# MCPCB: help to build MCPCB sheet



## Matley (Feb 4, 2012)

Hi all.
I'm new and i don't know a lot about led.
I'd like to build a MCPCB sheet.
I work in a galvanic industry and in a recent study I discover how to metallize over hard anodizing.
The aluminium is a 6000 alloy. The hard anodizing have a thickness of 40 micrometers. 
From literature the breakdown voltage of 40 micrometers hard anodizing is more than 1000V. How can I test the breakdown voltage??
I chemically deposited a layer of 10 micrometers of nickel.
The next step is to electroplating a layer of copper.
My doubt is about the etching of the copper+nickel. What do you use to etch the copper of standard MCPCB?
The iron Chloride don't dissolve the nickel.Ammonia too. I etched the nickel layer with success with nitric acid but it require at least 20 minutes. I have to try it also with copper. My doubt is that nitric acid dissolve copper to fast and run underlayer.
The last question is about prices. How much cost actual MCPCB? i think my sheet could cost about 1,5 euro dm2. is it cheap?
Thank you in advance.


----------



## pretmetled (Feb 4, 2012)

Matley said:


> From literature the breakdown voltage of 40 micrometers hard anodizing is more than 1000V. How can I test the breakdown voltage??



Apply increasingly high voltage and see when it breaks down. ;-)




> I chemically deposited a layer of 10 micrometers of nickel.
> The next step is to electroplating a layer of copper.
> My doubt is about the etching of the copper+nickel. What do you use to etch the copper of standard MCPCB?



Don't they use the same process for the copper layes of MCPCBs as for the regular stuff? Also, check out this thread: http://www.candlepowerforums.com/vb...Has-anyone-ever-designed-and-had-made-a-MCPCB



> The last question is about prices. How much cost actual MCPCB? i think my sheet could cost about 1,5 euro dm2. is it cheap?
> Thank you in advance.



If you can make MCPCBs for that price then that's pretty cheap methinks.

You may however want to consider just using boring old double sided PCBs, and via the crap out of it. I recently looked into both MCPCB and double sided regular PCB, and unless someone can tell me why I shouldn't then double sided cheapo board with via's makes perfect economic sense. ;-)


----------



## Steve K (Feb 5, 2012)

Matley said:


> I work in a galvanic industry and in a recent study I discover how to metallize over hard anodizing.
> The aluminium is a 6000 alloy. The hard anodizing have a thickness of 40 micrometers.
> From literature the breakdown voltage of 40 micrometers hard anodizing is more than 1000V. How can I test the breakdown voltage??



Testing the breakdown of insulators is not uncommon, and is commonly referred to as "hipot" testing, where "hipot" is short for "high potential" voltage. Hipot testers are found in electronics production facilities. Maybe there is a place near you that would be willing to work with you?

Steve K.


----------



## Matley (Feb 5, 2012)

Thank you both for the fast reply.
What parameters do I must consider to measure the characterisitic of a PCB dielectric?

* THE PROBLEM *
Transcribe the part of the MCPCB thread starting at "If you can make" and ending at "economic sense. ;-)". The lines after this point are separate material, not part of the MCPCB thread.

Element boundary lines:

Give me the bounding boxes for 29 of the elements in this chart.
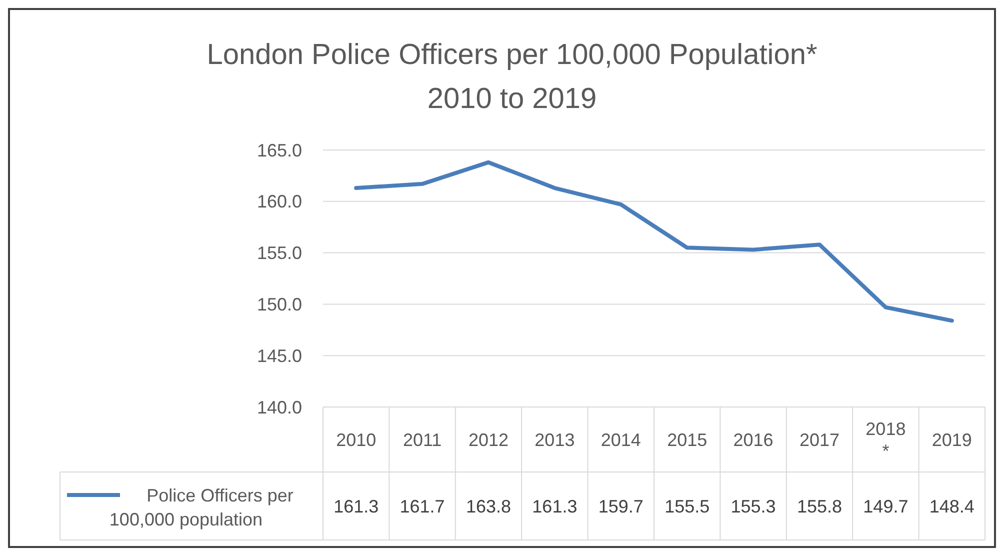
x-tick-label: 2010	[336, 430, 376, 450]
x-tick-label: 2017	[799, 430, 840, 450]
data-label: 161.7	[400, 496, 445, 516]
line-series	[354, 160, 954, 323]
data-label: 161.3	[532, 496, 578, 516]
x-tick-label: 2016	[733, 430, 774, 450]
y-tick-label: 165.0	[256, 140, 302, 160]
data-label: 161.3	[334, 496, 379, 516]
data-label: 163.8	[466, 496, 512, 516]
y-tick-label: 150.0	[256, 294, 302, 314]
x-tick-label: 2014	[600, 430, 641, 450]
x-tick-label: 2011	[402, 430, 442, 450]
y-tick-label: 160.0	[256, 192, 302, 212]
chart-title: London Police Officers per 100,000 Population* 2010 to 2019	[206, 39, 818, 115]
x-tick-label: 2013	[534, 430, 575, 450]
x-tick-label: 2012	[468, 430, 509, 450]
y-tick-label: 155.0	[256, 243, 302, 264]
data-label: 155.8	[796, 496, 842, 516]
data-label: 155.3	[730, 496, 776, 516]
x-tick-label: 2019	[932, 430, 972, 450]
data-label: 148.4	[929, 496, 974, 516]
y-tick-label: 140.0	[256, 397, 302, 418]
data-label: 149.7	[863, 496, 908, 516]
legend-label: Police Officers per 100,000 population	[109, 485, 294, 530]
data-label: 159.7	[598, 496, 644, 516]
x-tick-label: 2015	[667, 430, 708, 450]
data-label: 155.5	[664, 496, 710, 516]
x-tick-label: 2018 *	[866, 418, 906, 461]
y-tick-label: 145.0	[256, 346, 302, 366]
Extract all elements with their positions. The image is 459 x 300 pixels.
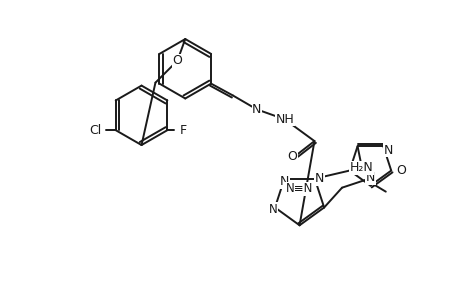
Text: N: N [314,172,324,185]
Text: N: N [252,103,261,116]
Text: N: N [365,171,374,184]
Text: N: N [268,203,277,216]
Text: O: O [395,164,405,177]
Text: N≡N: N≡N [285,182,313,195]
Text: NH: NH [274,113,293,126]
Text: N: N [252,103,261,116]
Text: H₂N: H₂N [349,161,373,175]
Text: F: F [179,124,186,137]
Text: O: O [172,54,182,67]
Text: N: N [279,175,288,188]
Text: O: O [287,150,297,164]
Text: N: N [383,144,392,157]
Text: Cl: Cl [90,124,102,137]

* WRITTEN RESPONSE *
If you can make MCPCBs for that price then that's pretty cheap methinks.

You may however want to consider just using boring old double sided PCBs, and via the crap out of it. I recently looked into both MCPCB and double sided regular PCB, and unless someone can tell me why I shouldn't then double sided cheapo board with via's makes perfect economic sense. ;-)